# GIVEN PROBLEM
Copy out all the records exactly.

# EXTRACTED MATERIAL
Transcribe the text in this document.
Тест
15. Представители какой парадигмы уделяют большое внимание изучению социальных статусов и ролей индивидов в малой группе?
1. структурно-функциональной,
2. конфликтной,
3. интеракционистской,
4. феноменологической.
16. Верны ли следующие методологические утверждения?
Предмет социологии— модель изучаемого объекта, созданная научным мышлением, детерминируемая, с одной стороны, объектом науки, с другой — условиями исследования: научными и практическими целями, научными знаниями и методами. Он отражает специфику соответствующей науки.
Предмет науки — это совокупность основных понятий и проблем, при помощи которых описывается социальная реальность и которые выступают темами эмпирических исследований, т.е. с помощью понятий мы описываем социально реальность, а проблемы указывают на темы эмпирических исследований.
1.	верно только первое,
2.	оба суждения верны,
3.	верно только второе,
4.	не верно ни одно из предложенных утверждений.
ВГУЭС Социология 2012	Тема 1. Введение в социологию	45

# OUTPUT OF THE EXERCISE
Transcribe the text in this document.
Тест
15. Представители какой парадигмы уделяют большое внимание изучению социальных статусов и ролей индивидов в малой группе?
1. структурно-функциональной,
2. конфликтной,
3. интеракционистской,
4. феноменологической.
16. Верны ли следующие методологические утверждения?
Предмет социологии— модель изучаемого объекта, созданная научным мышлением, детерминируемая, с одной стороны, объектом науки, с другой — условиями исследования: научными и практическими целями, научными знаниями и методами. Он отражает специфику соответствующей науки.
Предмет науки — это совокупность основных понятий и проблем, при помощи которых описывается социальная реальность и которые выступают темами эмпирических исследований, т.е. с помощью понятий мы описываем социально реальность, а проблемы указывают на темы эмпирических исследований.
1.	верно только первое,
2.	оба суждения верны,
3.	верно только второе,
4.	не верно ни одно из предложенных утверждений.
ВГУЭС Социология 2012	Тема 1. Введение в социологию	45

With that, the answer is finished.